## Task prompt
Every line below is to be quoted exactly, with nothing added or dropped.

## Task input
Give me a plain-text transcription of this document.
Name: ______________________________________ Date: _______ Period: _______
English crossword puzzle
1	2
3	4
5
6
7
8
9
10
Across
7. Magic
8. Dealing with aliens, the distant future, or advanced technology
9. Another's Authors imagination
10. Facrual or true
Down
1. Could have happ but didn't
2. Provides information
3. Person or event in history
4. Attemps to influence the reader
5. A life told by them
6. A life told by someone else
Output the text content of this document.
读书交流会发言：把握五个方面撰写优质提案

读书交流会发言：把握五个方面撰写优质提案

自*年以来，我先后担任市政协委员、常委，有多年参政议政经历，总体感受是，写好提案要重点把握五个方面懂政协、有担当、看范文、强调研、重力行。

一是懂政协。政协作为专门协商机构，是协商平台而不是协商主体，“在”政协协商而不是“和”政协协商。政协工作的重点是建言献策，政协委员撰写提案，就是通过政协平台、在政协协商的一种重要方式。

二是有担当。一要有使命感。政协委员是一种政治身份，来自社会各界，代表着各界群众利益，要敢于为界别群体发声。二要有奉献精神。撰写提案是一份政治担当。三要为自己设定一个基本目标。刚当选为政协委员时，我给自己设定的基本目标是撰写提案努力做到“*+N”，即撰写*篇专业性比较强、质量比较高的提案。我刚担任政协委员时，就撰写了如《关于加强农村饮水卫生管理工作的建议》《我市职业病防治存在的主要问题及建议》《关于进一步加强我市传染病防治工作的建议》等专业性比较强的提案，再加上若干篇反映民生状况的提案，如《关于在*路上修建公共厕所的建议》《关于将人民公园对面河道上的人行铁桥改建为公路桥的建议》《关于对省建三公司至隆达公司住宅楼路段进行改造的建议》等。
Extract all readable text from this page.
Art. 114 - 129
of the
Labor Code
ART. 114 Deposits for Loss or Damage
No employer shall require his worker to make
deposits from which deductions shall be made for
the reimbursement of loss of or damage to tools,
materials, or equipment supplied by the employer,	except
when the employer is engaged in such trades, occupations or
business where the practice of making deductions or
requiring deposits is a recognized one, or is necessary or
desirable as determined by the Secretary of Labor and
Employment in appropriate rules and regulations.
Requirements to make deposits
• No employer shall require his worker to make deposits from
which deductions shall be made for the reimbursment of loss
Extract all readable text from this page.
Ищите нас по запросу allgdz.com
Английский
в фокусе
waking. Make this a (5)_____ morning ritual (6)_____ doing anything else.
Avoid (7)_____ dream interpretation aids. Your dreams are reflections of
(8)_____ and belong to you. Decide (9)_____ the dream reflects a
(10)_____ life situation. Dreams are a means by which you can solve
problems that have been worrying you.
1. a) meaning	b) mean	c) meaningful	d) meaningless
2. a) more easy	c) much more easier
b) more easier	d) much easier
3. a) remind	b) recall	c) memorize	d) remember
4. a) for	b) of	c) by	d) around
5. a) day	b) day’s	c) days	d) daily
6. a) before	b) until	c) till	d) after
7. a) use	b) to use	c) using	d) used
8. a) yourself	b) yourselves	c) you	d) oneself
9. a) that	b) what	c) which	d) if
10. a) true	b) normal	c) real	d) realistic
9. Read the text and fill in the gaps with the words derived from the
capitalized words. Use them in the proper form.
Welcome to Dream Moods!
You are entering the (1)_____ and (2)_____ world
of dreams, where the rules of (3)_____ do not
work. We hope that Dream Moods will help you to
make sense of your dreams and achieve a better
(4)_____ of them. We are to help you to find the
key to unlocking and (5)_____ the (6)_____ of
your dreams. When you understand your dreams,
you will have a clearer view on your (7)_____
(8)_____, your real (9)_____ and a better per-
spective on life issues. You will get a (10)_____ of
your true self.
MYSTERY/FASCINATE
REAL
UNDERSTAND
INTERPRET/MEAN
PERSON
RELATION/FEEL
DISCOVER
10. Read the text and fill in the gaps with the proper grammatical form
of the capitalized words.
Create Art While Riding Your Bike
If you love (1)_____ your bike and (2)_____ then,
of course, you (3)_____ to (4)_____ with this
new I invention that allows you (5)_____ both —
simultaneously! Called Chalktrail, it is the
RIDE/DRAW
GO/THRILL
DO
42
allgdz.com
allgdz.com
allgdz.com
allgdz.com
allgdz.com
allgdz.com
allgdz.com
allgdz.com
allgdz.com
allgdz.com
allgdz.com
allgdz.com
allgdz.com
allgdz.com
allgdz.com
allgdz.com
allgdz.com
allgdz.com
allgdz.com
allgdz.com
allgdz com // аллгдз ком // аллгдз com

## Answer to the problem
Give me a plain-text transcription of this document.
Name: ______________________________________ Date: _______ Period: _______
English crossword puzzle
1	2
3	4
5
6
7
8
9
10
Across
7. Magic
8. Dealing with aliens, the distant future, or advanced technology
9. Another's Authors imagination
10. Facrual or true
Down
1. Could have happ but didn't
2. Provides information
3. Person or event in history
4. Attemps to influence the reader
5. A life told by them
6. A life told by someone else
Output the text content of this document.
读书交流会发言：把握五个方面撰写优质提案

读书交流会发言：把握五个方面撰写优质提案

自*年以来，我先后担任市政协委员、常委，有多年参政议政经历，总体感受是，写好提案要重点把握五个方面懂政协、有担当、看范文、强调研、重力行。

一是懂政协。政协作为专门协商机构，是协商平台而不是协商主体，“在”政协协商而不是“和”政协协商。政协工作的重点是建言献策，政协委员撰写提案，就是通过政协平台、在政协协商的一种重要方式。

二是有担当。一要有使命感。政协委员是一种政治身份，来自社会各界，代表着各界群众利益，要敢于为界别群体发声。二要有奉献精神。撰写提案是一份政治担当。三要为自己设定一个基本目标。刚当选为政协委员时，我给自己设定的基本目标是撰写提案努力做到“*+N”，即撰写*篇专业性比较强、质量比较高的提案。我刚担任政协委员时，就撰写了如《关于加强农村饮水卫生管理工作的建议》《我市职业病防治存在的主要问题及建议》《关于进一步加强我市传染病防治工作的建议》等专业性比较强的提案，再加上若干篇反映民生状况的提案，如《关于在*路上修建公共厕所的建议》《关于将人民公园对面河道上的人行铁桥改建为公路桥的建议》《关于对省建三公司至隆达公司住宅楼路段进行改造的建议》等。
Extract all readable text from this page.
Art. 114 - 129
of the
Labor Code
ART. 114 Deposits for Loss or Damage
No employer shall require his worker to make
deposits from which deductions shall be made for
the reimbursement of loss of or damage to tools,
materials, or equipment supplied by the employer,	except
when the employer is engaged in such trades, occupations or
business where the practice of making deductions or
requiring deposits is a recognized one, or is necessary or
desirable as determined by the Secretary of Labor and
Employment in appropriate rules and regulations.
Requirements to make deposits
• No employer shall require his worker to make deposits from
which deductions shall be made for the reimbursment of loss
Extract all readable text from this page.
Ищите нас по запросу allgdz.com
Английский
в фокусе
waking. Make this a (5)_____ morning ritual (6)_____ doing anything else.
Avoid (7)_____ dream interpretation aids. Your dreams are reflections of
(8)_____ and belong to you. Decide (9)_____ the dream reflects a
(10)_____ life situation. Dreams are a means by which you can solve
problems that have been worrying you.
1. a) meaning	b) mean	c) meaningful	d) meaningless
2. a) more easy	c) much more easier
b) more easier	d) much easier
3. a) remind	b) recall	c) memorize	d) remember
4. a) for	b) of	c) by	d) around
5. a) day	b) day’s	c) days	d) daily
6. a) before	b) until	c) till	d) after
7. a) use	b) to use	c) using	d) used
8. a) yourself	b) yourselves	c) you	d) oneself
9. a) that	b) what	c) which	d) if
10. a) true	b) normal	c) real	d) realistic
9. Read the text and fill in the gaps with the words derived from the
capitalized words. Use them in the proper form.
Welcome to Dream Moods!
You are entering the (1)_____ and (2)_____ world
of dreams, where the rules of (3)_____ do not
work. We hope that Dream Moods will help you to
make sense of your dreams and achieve a better
(4)_____ of them. We are to help you to find the
key to unlocking and (5)_____ the (6)_____ of
your dreams. When you understand your dreams,
you will have a clearer view on your (7)_____
(8)_____, your real (9)_____ and a better per-
spective on life issues. You will get a (10)_____ of
your true self.
MYSTERY/FASCINATE
REAL
UNDERSTAND
INTERPRET/MEAN
PERSON
RELATION/FEEL
DISCOVER
10. Read the text and fill in the gaps with the proper grammatical form
of the capitalized words.
Create Art While Riding Your Bike
If you love (1)_____ your bike and (2)_____ then,
of course, you (3)_____ to (4)_____ with this
new I invention that allows you (5)_____ both —
simultaneously! Called Chalktrail, it is the
RIDE/DRAW
GO/THRILL
DO
42
allgdz.com
allgdz.com
allgdz.com
allgdz.com
allgdz.com
allgdz.com
allgdz.com
allgdz.com
allgdz.com
allgdz.com
allgdz.com
allgdz.com
allgdz.com
allgdz.com
allgdz.com
allgdz.com
allgdz.com
allgdz.com
allgdz.com
allgdz.com
allgdz com // аллгдз ком // аллгдз com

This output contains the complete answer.